--- Provided material ---
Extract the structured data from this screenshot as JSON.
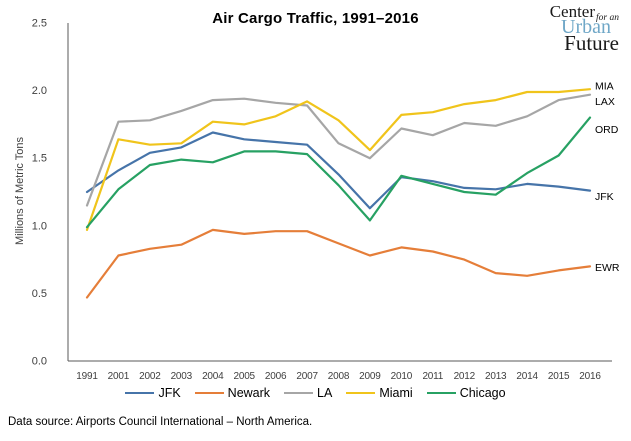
{
  "title": "Air Cargo Traffic, 1991–2016",
  "footer": "Data source: Airports Council International – North America.",
  "logo": {
    "word1": "Center",
    "word2": "for an",
    "word3": "Urban",
    "word4": "Future",
    "urban_color": "#6FA7C7"
  },
  "chart_data": {
    "type": "line",
    "title": "Air Cargo Traffic, 1991–2016",
    "xlabel": "",
    "ylabel": "Millions of Metric Tons",
    "ylim": [
      0,
      2.5
    ],
    "yticks": [
      "0.0",
      "0.5",
      "1.0",
      "1.5",
      "2.0",
      "2.5"
    ],
    "grid": false,
    "legend_position": "bottom",
    "categories": [
      "1991",
      "2001",
      "2002",
      "2003",
      "2004",
      "2005",
      "2006",
      "2007",
      "2008",
      "2009",
      "2010",
      "2011",
      "2012",
      "2013",
      "2014",
      "2015",
      "2016"
    ],
    "series": [
      {
        "name": "JFK",
        "end_label": "JFK",
        "color": "#4674A9",
        "values": [
          1.25,
          1.41,
          1.54,
          1.58,
          1.69,
          1.64,
          1.62,
          1.6,
          1.38,
          1.13,
          1.36,
          1.33,
          1.28,
          1.27,
          1.31,
          1.29,
          1.26
        ]
      },
      {
        "name": "Newark",
        "end_label": "EWR",
        "color": "#E57E39",
        "values": [
          0.47,
          0.78,
          0.83,
          0.86,
          0.97,
          0.94,
          0.96,
          0.96,
          0.87,
          0.78,
          0.84,
          0.81,
          0.75,
          0.65,
          0.63,
          0.67,
          0.7
        ]
      },
      {
        "name": "LA",
        "end_label": "LAX",
        "color": "#A6A6A6",
        "values": [
          1.15,
          1.77,
          1.78,
          1.85,
          1.93,
          1.94,
          1.91,
          1.89,
          1.61,
          1.5,
          1.72,
          1.67,
          1.76,
          1.74,
          1.81,
          1.93,
          1.97
        ]
      },
      {
        "name": "Miami",
        "end_label": "MIA",
        "color": "#F0C41B",
        "values": [
          0.97,
          1.64,
          1.6,
          1.61,
          1.77,
          1.75,
          1.81,
          1.92,
          1.78,
          1.56,
          1.82,
          1.84,
          1.9,
          1.93,
          1.99,
          1.99,
          2.01
        ]
      },
      {
        "name": "Chicago",
        "end_label": "ORD",
        "color": "#27A163",
        "values": [
          0.99,
          1.27,
          1.45,
          1.49,
          1.47,
          1.55,
          1.55,
          1.53,
          1.3,
          1.04,
          1.37,
          1.31,
          1.25,
          1.23,
          1.39,
          1.52,
          1.8
        ]
      }
    ]
  }
}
---
== What needs to be done ==
Leave out the pictures and give the rest of the records again exactly.

== The answer ==
Extract the structured data from this screenshot as JSON.
{
  "title": "Air Cargo Traffic, 1991–2016",
  "footer": "Data source: Airports Council International – North America.",
  "logo": {
    "word1": "Center",
    "word2": "for an",
    "word3": "Urban",
    "word4": "Future",
    "urban_color": "#6FA7C7"
  },
  "chart_data": {
    "type": "line",
    "title": "Air Cargo Traffic, 1991–2016",
    "xlabel": "",
    "ylabel": "Millions of Metric Tons",
    "ylim": [
      0,
      2.5
    ],
    "yticks": [
      "0.0",
      "0.5",
      "1.0",
      "1.5",
      "2.0",
      "2.5"
    ],
    "grid": false,
    "legend_position": "bottom",
    "categories": [
      "1991",
      "2001",
      "2002",
      "2003",
      "2004",
      "2005",
      "2006",
      "2007",
      "2008",
      "2009",
      "2010",
      "2011",
      "2012",
      "2013",
      "2014",
      "2015",
      "2016"
    ],
    "series": [
      {
        "name": "JFK",
        "end_label": "JFK",
        "color": "#4674A9",
        "values": [
          1.25,
          1.41,
          1.54,
          1.58,
          1.69,
          1.64,
          1.62,
          1.6,
          1.38,
          1.13,
          1.36,
          1.33,
          1.28,
          1.27,
          1.31,
          1.29,
          1.26
        ]
      },
      {
        "name": "Newark",
        "end_label": "EWR",
        "color": "#E57E39",
        "values": [
          0.47,
          0.78,
          0.83,
          0.86,
          0.97,
          0.94,
          0.96,
          0.96,
          0.87,
          0.78,
          0.84,
          0.81,
          0.75,
          0.65,
          0.63,
          0.67,
          0.7
        ]
      },
      {
        "name": "LA",
        "end_label": "LAX",
        "color": "#A6A6A6",
        "values": [
          1.15,
          1.77,
          1.78,
          1.85,
          1.93,
          1.94,
          1.91,
          1.89,
          1.61,
          1.5,
          1.72,
          1.67,
          1.76,
          1.74,
          1.81,
          1.93,
          1.97
        ]
      },
      {
        "name": "Miami",
        "end_label": "MIA",
        "color": "#F0C41B",
        "values": [
          0.97,
          1.64,
          1.6,
          1.61,
          1.77,
          1.75,
          1.81,
          1.92,
          1.78,
          1.56,
          1.82,
          1.84,
          1.9,
          1.93,
          1.99,
          1.99,
          2.01
        ]
      },
      {
        "name": "Chicago",
        "end_label": "ORD",
        "color": "#27A163",
        "values": [
          0.99,
          1.27,
          1.45,
          1.49,
          1.47,
          1.55,
          1.55,
          1.53,
          1.3,
          1.04,
          1.37,
          1.31,
          1.25,
          1.23,
          1.39,
          1.52,
          1.8
        ]
      }
    ]
  }
}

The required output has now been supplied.